(Exercise aim):
Identify each line below containing the string "celebrada" and copy it.

(Exercise input):
*****

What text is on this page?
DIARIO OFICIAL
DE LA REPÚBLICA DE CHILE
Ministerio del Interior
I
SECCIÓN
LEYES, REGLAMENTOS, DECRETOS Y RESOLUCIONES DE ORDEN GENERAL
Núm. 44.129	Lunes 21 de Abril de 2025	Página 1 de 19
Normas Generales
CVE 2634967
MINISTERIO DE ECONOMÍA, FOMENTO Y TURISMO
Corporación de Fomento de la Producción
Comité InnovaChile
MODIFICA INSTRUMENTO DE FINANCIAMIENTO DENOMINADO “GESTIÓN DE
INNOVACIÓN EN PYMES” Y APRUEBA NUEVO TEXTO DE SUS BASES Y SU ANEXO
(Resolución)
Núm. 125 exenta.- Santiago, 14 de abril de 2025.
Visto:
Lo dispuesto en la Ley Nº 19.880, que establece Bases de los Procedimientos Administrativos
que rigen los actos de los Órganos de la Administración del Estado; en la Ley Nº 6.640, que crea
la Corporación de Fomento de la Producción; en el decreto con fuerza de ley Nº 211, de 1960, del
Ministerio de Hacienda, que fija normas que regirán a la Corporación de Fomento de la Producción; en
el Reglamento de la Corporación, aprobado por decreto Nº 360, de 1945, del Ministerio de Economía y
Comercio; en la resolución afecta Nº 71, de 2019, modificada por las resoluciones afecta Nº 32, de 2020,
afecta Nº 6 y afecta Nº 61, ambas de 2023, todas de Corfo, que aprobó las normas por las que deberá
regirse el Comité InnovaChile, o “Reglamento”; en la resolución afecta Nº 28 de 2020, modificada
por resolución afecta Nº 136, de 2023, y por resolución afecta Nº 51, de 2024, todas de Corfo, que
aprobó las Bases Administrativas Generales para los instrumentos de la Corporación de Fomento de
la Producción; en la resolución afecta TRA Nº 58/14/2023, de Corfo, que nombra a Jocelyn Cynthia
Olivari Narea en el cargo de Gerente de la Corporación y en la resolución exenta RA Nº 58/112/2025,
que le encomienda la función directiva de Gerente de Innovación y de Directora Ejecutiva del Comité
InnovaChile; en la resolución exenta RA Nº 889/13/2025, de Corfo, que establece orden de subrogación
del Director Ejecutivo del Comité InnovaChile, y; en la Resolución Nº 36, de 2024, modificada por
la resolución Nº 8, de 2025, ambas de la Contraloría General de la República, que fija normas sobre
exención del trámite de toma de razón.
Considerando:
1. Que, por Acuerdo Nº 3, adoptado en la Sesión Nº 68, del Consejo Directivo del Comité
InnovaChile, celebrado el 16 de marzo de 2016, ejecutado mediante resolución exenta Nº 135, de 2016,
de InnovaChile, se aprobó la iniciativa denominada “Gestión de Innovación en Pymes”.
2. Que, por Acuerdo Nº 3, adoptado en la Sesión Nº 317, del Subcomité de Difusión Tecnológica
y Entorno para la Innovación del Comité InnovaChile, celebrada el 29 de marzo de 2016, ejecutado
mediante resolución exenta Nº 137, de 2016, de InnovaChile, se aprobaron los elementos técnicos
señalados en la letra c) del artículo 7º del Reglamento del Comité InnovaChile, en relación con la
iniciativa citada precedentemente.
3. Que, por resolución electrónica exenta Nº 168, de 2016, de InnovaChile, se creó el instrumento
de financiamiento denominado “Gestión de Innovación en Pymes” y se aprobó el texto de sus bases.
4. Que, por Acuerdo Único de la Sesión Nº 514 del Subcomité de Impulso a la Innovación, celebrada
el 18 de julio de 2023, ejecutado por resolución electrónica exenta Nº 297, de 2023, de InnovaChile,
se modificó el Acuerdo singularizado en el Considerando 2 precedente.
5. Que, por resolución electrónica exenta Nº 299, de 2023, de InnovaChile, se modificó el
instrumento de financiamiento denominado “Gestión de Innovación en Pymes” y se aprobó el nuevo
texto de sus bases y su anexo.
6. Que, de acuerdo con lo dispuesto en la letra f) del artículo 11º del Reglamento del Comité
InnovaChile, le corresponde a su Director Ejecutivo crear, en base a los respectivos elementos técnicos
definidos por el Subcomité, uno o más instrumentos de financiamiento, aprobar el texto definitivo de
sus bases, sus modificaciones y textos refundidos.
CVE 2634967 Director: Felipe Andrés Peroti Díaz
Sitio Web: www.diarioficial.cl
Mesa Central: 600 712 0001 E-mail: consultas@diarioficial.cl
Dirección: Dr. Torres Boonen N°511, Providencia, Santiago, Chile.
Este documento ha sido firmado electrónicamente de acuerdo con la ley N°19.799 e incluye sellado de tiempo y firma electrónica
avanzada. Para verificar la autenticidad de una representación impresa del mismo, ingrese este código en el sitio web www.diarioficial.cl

*****

(Finished task):
y Entorno para la Innovación del Comité InnovaChile, celebrada el 29 de marzo de 2016, ejecutado
4. Que, por Acuerdo Único de la Sesión Nº 514 del Subcomité de Impulso a la Innovación, celebrada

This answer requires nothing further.